DATASET RECORDS start

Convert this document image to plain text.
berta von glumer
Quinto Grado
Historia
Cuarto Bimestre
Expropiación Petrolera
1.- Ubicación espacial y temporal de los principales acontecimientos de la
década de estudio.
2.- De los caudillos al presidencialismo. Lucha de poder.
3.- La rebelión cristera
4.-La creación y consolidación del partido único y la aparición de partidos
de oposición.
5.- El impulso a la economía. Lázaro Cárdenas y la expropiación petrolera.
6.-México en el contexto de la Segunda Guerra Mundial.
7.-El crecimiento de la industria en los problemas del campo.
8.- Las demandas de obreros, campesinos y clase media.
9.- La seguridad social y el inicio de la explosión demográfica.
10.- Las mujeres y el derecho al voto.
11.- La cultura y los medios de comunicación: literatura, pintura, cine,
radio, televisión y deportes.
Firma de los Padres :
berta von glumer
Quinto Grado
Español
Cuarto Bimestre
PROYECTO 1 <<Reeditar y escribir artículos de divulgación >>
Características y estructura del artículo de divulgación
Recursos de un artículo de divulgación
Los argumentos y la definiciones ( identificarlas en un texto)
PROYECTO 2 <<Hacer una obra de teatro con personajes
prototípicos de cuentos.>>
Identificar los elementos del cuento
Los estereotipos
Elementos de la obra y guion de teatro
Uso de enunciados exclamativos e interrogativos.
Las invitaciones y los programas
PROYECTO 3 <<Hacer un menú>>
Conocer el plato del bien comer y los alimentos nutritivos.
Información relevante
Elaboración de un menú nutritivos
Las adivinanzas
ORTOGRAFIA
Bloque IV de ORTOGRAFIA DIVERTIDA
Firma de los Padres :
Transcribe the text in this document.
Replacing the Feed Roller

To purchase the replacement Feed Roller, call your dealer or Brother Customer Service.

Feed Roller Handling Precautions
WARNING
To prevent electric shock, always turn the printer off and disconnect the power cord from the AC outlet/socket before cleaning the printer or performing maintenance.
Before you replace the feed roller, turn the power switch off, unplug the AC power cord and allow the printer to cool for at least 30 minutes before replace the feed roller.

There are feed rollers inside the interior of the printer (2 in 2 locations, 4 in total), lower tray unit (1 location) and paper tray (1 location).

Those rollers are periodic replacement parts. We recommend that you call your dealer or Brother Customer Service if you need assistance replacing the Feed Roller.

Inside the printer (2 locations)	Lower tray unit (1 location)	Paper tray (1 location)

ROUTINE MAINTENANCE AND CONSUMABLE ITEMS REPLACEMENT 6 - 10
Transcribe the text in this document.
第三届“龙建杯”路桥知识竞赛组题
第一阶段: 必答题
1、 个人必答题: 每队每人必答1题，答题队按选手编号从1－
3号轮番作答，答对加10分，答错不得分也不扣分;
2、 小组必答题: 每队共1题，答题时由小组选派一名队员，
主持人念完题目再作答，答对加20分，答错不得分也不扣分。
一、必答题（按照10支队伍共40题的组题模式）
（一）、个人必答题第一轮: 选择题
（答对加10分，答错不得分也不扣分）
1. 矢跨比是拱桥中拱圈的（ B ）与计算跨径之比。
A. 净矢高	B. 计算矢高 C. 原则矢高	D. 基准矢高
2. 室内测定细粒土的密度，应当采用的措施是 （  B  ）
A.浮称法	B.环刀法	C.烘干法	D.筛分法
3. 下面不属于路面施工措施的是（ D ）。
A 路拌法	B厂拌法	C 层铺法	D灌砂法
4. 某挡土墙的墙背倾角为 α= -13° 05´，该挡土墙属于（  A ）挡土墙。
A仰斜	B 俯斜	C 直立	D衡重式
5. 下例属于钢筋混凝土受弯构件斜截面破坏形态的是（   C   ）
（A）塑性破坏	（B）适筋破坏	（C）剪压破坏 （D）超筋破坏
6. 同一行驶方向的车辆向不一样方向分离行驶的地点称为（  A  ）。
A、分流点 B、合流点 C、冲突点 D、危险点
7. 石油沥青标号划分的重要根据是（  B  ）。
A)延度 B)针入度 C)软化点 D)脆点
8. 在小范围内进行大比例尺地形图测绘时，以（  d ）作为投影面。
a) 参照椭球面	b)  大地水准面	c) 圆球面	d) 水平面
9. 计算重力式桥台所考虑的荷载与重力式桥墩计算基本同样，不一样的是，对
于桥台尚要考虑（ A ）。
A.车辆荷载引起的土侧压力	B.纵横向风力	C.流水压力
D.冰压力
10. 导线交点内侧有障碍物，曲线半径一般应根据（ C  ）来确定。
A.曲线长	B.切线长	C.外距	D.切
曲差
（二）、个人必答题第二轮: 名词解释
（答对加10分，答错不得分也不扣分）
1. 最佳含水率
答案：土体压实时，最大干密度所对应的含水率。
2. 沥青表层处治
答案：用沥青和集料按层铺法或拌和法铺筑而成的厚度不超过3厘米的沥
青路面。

DATASET RECORDS end

◆ **EXERCISE AIM**: Each entry must be reproduced verbatim.

◆ **REPLY TO THE EXERCISE**:
Convert this document image to plain text.
berta von glumer
Quinto Grado
Historia
Cuarto Bimestre
Expropiación Petrolera
1.- Ubicación espacial y temporal de los principales acontecimientos de la
década de estudio.
2.- De los caudillos al presidencialismo. Lucha de poder.
3.- La rebelión cristera
4.-La creación y consolidación del partido único y la aparición de partidos
de oposición.
5.- El impulso a la economía. Lázaro Cárdenas y la expropiación petrolera.
6.-México en el contexto de la Segunda Guerra Mundial.
7.-El crecimiento de la industria en los problemas del campo.
8.- Las demandas de obreros, campesinos y clase media.
9.- La seguridad social y el inicio de la explosión demográfica.
10.- Las mujeres y el derecho al voto.
11.- La cultura y los medios de comunicación: literatura, pintura, cine,
radio, televisión y deportes.
Firma de los Padres :
berta von glumer
Quinto Grado
Español
Cuarto Bimestre
PROYECTO 1 <<Reeditar y escribir artículos de divulgación >>
Características y estructura del artículo de divulgación
Recursos de un artículo de divulgación
Los argumentos y la definiciones ( identificarlas en un texto)
PROYECTO 2 <<Hacer una obra de teatro con personajes
prototípicos de cuentos.>>
Identificar los elementos del cuento
Los estereotipos
Elementos de la obra y guion de teatro
Uso de enunciados exclamativos e interrogativos.
Las invitaciones y los programas
PROYECTO 3 <<Hacer un menú>>
Conocer el plato del bien comer y los alimentos nutritivos.
Información relevante
Elaboración de un menú nutritivos
Las adivinanzas
ORTOGRAFIA
Bloque IV de ORTOGRAFIA DIVERTIDA
Firma de los Padres :
Transcribe the text in this document.
Replacing the Feed Roller

To purchase the replacement Feed Roller, call your dealer or Brother Customer Service.

Feed Roller Handling Precautions
WARNING
To prevent electric shock, always turn the printer off and disconnect the power cord from the AC outlet/socket before cleaning the printer or performing maintenance.
Before you replace the feed roller, turn the power switch off, unplug the AC power cord and allow the printer to cool for at least 30 minutes before replace the feed roller.

There are feed rollers inside the interior of the printer (2 in 2 locations, 4 in total), lower tray unit (1 location) and paper tray (1 location).

Those rollers are periodic replacement parts. We recommend that you call your dealer or Brother Customer Service if you need assistance replacing the Feed Roller.

Inside the printer (2 locations)	Lower tray unit (1 location)	Paper tray (1 location)

ROUTINE MAINTENANCE AND CONSUMABLE ITEMS REPLACEMENT 6 - 10
Transcribe the text in this document.
第三届“龙建杯”路桥知识竞赛组题
第一阶段: 必答题
1、 个人必答题: 每队每人必答1题，答题队按选手编号从1－
3号轮番作答，答对加10分，答错不得分也不扣分;
2、 小组必答题: 每队共1题，答题时由小组选派一名队员，
主持人念完题目再作答，答对加20分，答错不得分也不扣分。
一、必答题（按照10支队伍共40题的组题模式）
（一）、个人必答题第一轮: 选择题
（答对加10分，答错不得分也不扣分）
1. 矢跨比是拱桥中拱圈的（ B ）与计算跨径之比。
A. 净矢高	B. 计算矢高 C. 原则矢高	D. 基准矢高
2. 室内测定细粒土的密度，应当采用的措施是 （  B  ）
A.浮称法	B.环刀法	C.烘干法	D.筛分法
3. 下面不属于路面施工措施的是（ D ）。
A 路拌法	B厂拌法	C 层铺法	D灌砂法
4. 某挡土墙的墙背倾角为 α= -13° 05´，该挡土墙属于（  A ）挡土墙。
A仰斜	B 俯斜	C 直立	D衡重式
5. 下例属于钢筋混凝土受弯构件斜截面破坏形态的是（   C   ）
（A）塑性破坏	（B）适筋破坏	（C）剪压破坏 （D）超筋破坏
6. 同一行驶方向的车辆向不一样方向分离行驶的地点称为（  A  ）。
A、分流点 B、合流点 C、冲突点 D、危险点
7. 石油沥青标号划分的重要根据是（  B  ）。
A)延度 B)针入度 C)软化点 D)脆点
8. 在小范围内进行大比例尺地形图测绘时，以（  d ）作为投影面。
a) 参照椭球面	b)  大地水准面	c) 圆球面	d) 水平面
9. 计算重力式桥台所考虑的荷载与重力式桥墩计算基本同样，不一样的是，对
于桥台尚要考虑（ A ）。
A.车辆荷载引起的土侧压力	B.纵横向风力	C.流水压力
D.冰压力
10. 导线交点内侧有障碍物，曲线半径一般应根据（ C  ）来确定。
A.曲线长	B.切线长	C.外距	D.切
曲差
（二）、个人必答题第二轮: 名词解释
（答对加10分，答错不得分也不扣分）
1. 最佳含水率
答案：土体压实时，最大干密度所对应的含水率。
2. 沥青表层处治
答案：用沥青和集料按层铺法或拌和法铺筑而成的厚度不超过3厘米的沥
青路面。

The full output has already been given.